- Job 1
Transcribe the tax tips passage from "Under current law, long-term" up to and including "the parent's rate.".
- Job 2
Answer these questions from the tax tips passage:
(a) What is the maximum rate on long-term capital gains and qualified dividends under current law?
(b) What was the 2006 AMT exemption for married couples filing jointly?
(c) In 2006, what did the age for the minor child tax provision change to?

- Selected extract

* * * *

As the end of the year approaches, now is the time to plan and take advantage of US tax law changes for the 2006-filing year, according to the Ernst and Young 2007 Tax Guide.

With 2007 around the corner, the authors of the Ernst & Young 2007 Tax Guide offer the following tips for taxpayers on new credits and deductions:

Alternative Motor Vehicle Credit

Various credit amounts are available for individuals who lease or buy an energy-efficient vehicle. The credit covers qualified fuel cell, advanced lean burn technology motor vehicles, qualified hybrid motor vehicles, and qualified alternative fuel motor vehicles. The credit is available for the first 60,000 vehicles purchased of each qualified model.

Two New Personal Tax Credits for the Purchase of Residential Energy- Efficient Property

A non-business energy property credit of up to $500 is available for insulation, exterior windows and doors, furnaces, hot water heaters, and other property that qualifies as energy-efficient improvements. Other limits apply depending on the type of improvement installed. The residential energy efficient credit is applied to 30% of the amount paid (with certain limits) for photovoltaic heating systems, qualified solar water heating, and qualified fuel cell systems.

Reduced Rates on Capital Gains and Qualified Dividends

Under current law, long-term capital gains and qualified dividends are taxed at a maximum rate of 15%. The reduced rates were extended through 2010.

Increased Individual Alternative Minimum Tax (AMT) Exemption Amount

Legislation passed this year increased the AMT exemption to $42,500 ($62,550 for married couples filing jointly) for 2006.

Income Limits on Roth IRA

The adjusted gross income limit on conversions of traditional IRAs to Roth IRAs have been eliminated after 2009 but planning now can help prepare you to take advantage of this change.

Increased Age of Minor Children Subject for "Kiddie Tax"

In 2006, the age for the minor child tax provision increased from under 14 to under 18 years of age. Under the Kiddie Tax, a child's unearned income (over $1,700) is taxed at the parent's rate.

* * * *

(Extracted records)

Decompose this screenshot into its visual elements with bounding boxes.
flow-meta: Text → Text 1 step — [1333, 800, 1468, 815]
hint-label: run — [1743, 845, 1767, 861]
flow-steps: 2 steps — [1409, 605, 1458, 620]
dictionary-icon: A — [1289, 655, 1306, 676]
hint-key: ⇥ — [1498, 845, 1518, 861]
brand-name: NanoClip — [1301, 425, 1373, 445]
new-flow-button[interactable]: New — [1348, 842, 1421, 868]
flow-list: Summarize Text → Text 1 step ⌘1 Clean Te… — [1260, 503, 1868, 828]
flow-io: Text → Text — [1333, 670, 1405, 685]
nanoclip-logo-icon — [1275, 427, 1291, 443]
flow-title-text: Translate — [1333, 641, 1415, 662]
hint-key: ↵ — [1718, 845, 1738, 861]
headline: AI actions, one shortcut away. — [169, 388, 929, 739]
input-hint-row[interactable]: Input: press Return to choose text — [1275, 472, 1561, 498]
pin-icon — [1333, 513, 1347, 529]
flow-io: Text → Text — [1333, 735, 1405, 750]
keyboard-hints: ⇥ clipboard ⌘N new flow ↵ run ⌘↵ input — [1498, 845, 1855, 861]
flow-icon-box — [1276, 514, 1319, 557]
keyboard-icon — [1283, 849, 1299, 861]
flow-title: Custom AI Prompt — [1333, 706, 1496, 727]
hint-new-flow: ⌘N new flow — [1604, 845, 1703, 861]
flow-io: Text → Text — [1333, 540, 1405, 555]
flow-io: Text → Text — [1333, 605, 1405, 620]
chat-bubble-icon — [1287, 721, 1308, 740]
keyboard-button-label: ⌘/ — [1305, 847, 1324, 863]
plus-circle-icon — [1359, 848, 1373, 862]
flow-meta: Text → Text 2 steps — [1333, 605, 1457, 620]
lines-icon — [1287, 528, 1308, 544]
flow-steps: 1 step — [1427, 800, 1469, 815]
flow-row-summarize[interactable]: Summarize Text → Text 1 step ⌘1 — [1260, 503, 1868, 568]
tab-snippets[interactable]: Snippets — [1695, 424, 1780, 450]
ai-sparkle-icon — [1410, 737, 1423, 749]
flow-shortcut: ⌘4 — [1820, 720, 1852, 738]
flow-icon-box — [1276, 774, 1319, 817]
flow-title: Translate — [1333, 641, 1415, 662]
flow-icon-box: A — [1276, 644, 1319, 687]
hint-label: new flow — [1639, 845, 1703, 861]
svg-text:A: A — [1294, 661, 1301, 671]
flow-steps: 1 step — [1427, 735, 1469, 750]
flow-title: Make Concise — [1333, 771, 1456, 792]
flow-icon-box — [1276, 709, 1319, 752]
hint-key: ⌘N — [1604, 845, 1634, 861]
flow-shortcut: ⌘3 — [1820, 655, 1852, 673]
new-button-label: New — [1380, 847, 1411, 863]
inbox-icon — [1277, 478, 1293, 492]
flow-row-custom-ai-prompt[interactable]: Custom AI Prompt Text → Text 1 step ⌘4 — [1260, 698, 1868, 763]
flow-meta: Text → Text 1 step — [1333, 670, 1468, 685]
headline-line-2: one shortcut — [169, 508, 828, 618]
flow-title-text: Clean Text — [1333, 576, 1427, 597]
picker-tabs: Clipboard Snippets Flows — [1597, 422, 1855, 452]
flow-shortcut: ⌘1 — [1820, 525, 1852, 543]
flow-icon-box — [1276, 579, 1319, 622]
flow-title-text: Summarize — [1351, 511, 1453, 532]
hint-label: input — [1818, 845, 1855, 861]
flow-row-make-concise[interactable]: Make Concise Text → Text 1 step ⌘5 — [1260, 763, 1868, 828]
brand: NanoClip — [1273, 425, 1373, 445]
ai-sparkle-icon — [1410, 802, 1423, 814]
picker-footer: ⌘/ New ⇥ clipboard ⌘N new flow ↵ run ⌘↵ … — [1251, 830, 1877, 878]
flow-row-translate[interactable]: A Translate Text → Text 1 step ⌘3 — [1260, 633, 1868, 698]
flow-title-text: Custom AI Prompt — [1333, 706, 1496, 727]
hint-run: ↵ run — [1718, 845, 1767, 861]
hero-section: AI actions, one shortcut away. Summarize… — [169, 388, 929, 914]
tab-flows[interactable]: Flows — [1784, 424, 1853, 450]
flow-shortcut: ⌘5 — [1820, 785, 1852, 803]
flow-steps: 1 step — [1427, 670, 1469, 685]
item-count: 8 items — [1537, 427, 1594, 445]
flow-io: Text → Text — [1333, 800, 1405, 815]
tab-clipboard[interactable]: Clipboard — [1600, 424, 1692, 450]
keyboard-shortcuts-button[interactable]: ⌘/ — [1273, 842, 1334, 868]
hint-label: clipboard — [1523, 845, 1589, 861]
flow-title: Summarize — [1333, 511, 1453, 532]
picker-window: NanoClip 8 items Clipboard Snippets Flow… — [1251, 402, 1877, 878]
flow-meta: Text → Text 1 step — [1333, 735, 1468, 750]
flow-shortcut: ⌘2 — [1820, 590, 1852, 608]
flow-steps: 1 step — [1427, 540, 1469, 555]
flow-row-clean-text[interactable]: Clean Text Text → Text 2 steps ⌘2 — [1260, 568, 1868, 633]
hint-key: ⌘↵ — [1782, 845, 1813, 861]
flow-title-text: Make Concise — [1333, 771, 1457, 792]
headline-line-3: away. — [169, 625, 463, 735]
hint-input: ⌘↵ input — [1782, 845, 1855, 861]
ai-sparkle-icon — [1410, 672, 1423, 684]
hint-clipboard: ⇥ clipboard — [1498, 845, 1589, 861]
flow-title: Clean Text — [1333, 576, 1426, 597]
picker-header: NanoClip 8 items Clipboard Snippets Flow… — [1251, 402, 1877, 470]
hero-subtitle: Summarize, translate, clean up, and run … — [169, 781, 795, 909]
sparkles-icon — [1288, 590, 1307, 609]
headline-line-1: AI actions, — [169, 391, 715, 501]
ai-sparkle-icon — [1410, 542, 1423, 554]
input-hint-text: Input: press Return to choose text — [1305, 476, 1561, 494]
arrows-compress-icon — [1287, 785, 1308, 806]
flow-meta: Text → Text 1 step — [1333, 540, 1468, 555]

* * * *

- Complete answer 1
Under current law, long-term capital gains and qualified dividends are taxed at a maximum rate of 15%. The reduced rates were extended through 2010.

Increased Individual Alternative Minimum Tax (AMT) Exemption Amount

Legislation passed this year increased the AMT exemption to $42,500 ($62,550 for married couples filing jointly) for 2006.

Income Limits on Roth IRA

The adjusted gross income limit on conversions of traditional IRAs to Roth IRAs have been eliminated after 2009 but planning now can help prepare you to take advantage of this change.

Increased Age of Minor Children Subject for "Kiddie Tax"

In 2006, the age for the minor child tax provision increased from under 14 to under 18 years of age. Under the Kiddie Tax, a child's unearned income (over $1,700) is taxed at the parent's rate.

- Complete answer 2
(a) 15%
(b) $62,550
(c) Under 18 years of age (up from under 14)